#### [Stated exercise]
Can you write out the whole listing exactly?

Dataset entries:
◆ ◆ ◆ ◆ ◆

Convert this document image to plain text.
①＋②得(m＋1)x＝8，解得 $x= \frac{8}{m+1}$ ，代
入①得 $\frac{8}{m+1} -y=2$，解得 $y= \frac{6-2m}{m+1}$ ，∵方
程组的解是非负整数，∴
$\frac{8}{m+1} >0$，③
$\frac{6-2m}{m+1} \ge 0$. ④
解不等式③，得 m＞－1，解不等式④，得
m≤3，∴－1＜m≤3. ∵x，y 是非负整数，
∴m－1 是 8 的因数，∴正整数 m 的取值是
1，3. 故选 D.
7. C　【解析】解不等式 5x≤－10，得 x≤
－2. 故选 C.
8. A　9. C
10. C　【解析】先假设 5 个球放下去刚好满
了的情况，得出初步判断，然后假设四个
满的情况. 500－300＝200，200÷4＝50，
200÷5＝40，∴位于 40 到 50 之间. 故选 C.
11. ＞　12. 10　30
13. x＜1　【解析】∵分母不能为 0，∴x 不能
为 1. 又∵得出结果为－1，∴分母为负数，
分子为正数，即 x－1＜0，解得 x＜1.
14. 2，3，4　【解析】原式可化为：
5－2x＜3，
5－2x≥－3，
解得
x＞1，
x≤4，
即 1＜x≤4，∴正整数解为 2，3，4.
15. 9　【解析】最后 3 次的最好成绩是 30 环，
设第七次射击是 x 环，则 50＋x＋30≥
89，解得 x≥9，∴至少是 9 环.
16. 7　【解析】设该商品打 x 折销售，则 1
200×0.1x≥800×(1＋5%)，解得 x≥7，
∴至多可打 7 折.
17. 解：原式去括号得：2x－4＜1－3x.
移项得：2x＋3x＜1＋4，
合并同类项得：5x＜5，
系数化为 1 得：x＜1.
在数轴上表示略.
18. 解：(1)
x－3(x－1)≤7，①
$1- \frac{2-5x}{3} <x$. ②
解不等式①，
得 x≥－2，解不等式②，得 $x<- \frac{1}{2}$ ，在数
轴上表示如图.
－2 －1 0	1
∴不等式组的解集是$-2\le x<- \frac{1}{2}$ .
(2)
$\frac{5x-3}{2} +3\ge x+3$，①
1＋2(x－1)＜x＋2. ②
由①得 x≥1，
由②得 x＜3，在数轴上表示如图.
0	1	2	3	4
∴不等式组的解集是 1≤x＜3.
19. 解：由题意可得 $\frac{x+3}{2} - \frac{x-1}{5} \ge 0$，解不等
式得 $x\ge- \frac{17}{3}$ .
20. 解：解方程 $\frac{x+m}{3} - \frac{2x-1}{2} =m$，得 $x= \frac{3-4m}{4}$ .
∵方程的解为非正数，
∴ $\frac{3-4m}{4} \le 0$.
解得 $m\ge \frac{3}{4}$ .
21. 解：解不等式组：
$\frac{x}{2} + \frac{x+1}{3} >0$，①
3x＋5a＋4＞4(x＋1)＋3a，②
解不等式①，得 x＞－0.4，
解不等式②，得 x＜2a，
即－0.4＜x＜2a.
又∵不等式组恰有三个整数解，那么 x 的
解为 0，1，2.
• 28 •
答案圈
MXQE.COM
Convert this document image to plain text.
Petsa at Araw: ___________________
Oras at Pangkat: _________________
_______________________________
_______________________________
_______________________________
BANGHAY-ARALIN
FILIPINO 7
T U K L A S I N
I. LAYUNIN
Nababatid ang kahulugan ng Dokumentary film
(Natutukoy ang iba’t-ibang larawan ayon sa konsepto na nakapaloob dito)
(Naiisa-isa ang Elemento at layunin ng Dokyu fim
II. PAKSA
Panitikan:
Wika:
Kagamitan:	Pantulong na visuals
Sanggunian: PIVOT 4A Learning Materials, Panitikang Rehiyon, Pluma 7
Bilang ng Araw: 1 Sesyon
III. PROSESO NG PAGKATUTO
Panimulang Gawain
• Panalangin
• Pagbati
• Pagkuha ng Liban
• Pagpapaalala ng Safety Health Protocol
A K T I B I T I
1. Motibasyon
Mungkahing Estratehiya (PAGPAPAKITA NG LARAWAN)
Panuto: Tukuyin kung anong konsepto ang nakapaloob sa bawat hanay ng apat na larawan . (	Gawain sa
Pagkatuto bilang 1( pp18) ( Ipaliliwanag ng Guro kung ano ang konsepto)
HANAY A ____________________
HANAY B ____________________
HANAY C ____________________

◆ ◆ ◆ ◆ ◆

#### [The solution]
Convert this document image to plain text.
①＋②得(m＋1)x＝8，解得 $x= \frac{8}{m+1}$ ，代
入①得 $\frac{8}{m+1} -y=2$，解得 $y= \frac{6-2m}{m+1}$ ，∵方
程组的解是非负整数，∴
$\frac{8}{m+1} >0$，③
$\frac{6-2m}{m+1} \ge 0$. ④
解不等式③，得 m＞－1，解不等式④，得
m≤3，∴－1＜m≤3. ∵x，y 是非负整数，
∴m－1 是 8 的因数，∴正整数 m 的取值是
1，3. 故选 D.
7. C　【解析】解不等式 5x≤－10，得 x≤
－2. 故选 C.
8. A　9. C
10. C　【解析】先假设 5 个球放下去刚好满
了的情况，得出初步判断，然后假设四个
满的情况. 500－300＝200，200÷4＝50，
200÷5＝40，∴位于 40 到 50 之间. 故选 C.
11. ＞　12. 10　30
13. x＜1　【解析】∵分母不能为 0，∴x 不能
为 1. 又∵得出结果为－1，∴分母为负数，
分子为正数，即 x－1＜0，解得 x＜1.
14. 2，3，4　【解析】原式可化为：
5－2x＜3，
5－2x≥－3，
解得
x＞1，
x≤4，
即 1＜x≤4，∴正整数解为 2，3，4.
15. 9　【解析】最后 3 次的最好成绩是 30 环，
设第七次射击是 x 环，则 50＋x＋30≥
89，解得 x≥9，∴至少是 9 环.
16. 7　【解析】设该商品打 x 折销售，则 1
200×0.1x≥800×(1＋5%)，解得 x≥7，
∴至多可打 7 折.
17. 解：原式去括号得：2x－4＜1－3x.
移项得：2x＋3x＜1＋4，
合并同类项得：5x＜5，
系数化为 1 得：x＜1.
在数轴上表示略.
18. 解：(1)
x－3(x－1)≤7，①
$1- \frac{2-5x}{3} <x$. ②
解不等式①，
得 x≥－2，解不等式②，得 $x<- \frac{1}{2}$ ，在数
轴上表示如图.
－2 －1 0	1
∴不等式组的解集是$-2\le x<- \frac{1}{2}$ .
(2)
$\frac{5x-3}{2} +3\ge x+3$，①
1＋2(x－1)＜x＋2. ②
由①得 x≥1，
由②得 x＜3，在数轴上表示如图.
0	1	2	3	4
∴不等式组的解集是 1≤x＜3.
19. 解：由题意可得 $\frac{x+3}{2} - \frac{x-1}{5} \ge 0$，解不等
式得 $x\ge- \frac{17}{3}$ .
20. 解：解方程 $\frac{x+m}{3} - \frac{2x-1}{2} =m$，得 $x= \frac{3-4m}{4}$ .
∵方程的解为非正数，
∴ $\frac{3-4m}{4} \le 0$.
解得 $m\ge \frac{3}{4}$ .
21. 解：解不等式组：
$\frac{x}{2} + \frac{x+1}{3} >0$，①
3x＋5a＋4＞4(x＋1)＋3a，②
解不等式①，得 x＞－0.4，
解不等式②，得 x＜2a，
即－0.4＜x＜2a.
又∵不等式组恰有三个整数解，那么 x 的
解为 0，1，2.
• 28 •
答案圈
MXQE.COM
Convert this document image to plain text.
Petsa at Araw: ___________________
Oras at Pangkat: _________________
_______________________________
_______________________________
_______________________________
BANGHAY-ARALIN
FILIPINO 7
T U K L A S I N
I. LAYUNIN
Nababatid ang kahulugan ng Dokumentary film
(Natutukoy ang iba’t-ibang larawan ayon sa konsepto na nakapaloob dito)
(Naiisa-isa ang Elemento at layunin ng Dokyu fim
II. PAKSA
Panitikan:
Wika:
Kagamitan:	Pantulong na visuals
Sanggunian: PIVOT 4A Learning Materials, Panitikang Rehiyon, Pluma 7
Bilang ng Araw: 1 Sesyon
III. PROSESO NG PAGKATUTO
Panimulang Gawain
• Panalangin
• Pagbati
• Pagkuha ng Liban
• Pagpapaalala ng Safety Health Protocol
A K T I B I T I
1. Motibasyon
Mungkahing Estratehiya (PAGPAPAKITA NG LARAWAN)
Panuto: Tukuyin kung anong konsepto ang nakapaloob sa bawat hanay ng apat na larawan . (	Gawain sa
Pagkatuto bilang 1( pp18) ( Ipaliliwanag ng Guro kung ano ang konsepto)
HANAY A ____________________
HANAY B ____________________
HANAY C ____________________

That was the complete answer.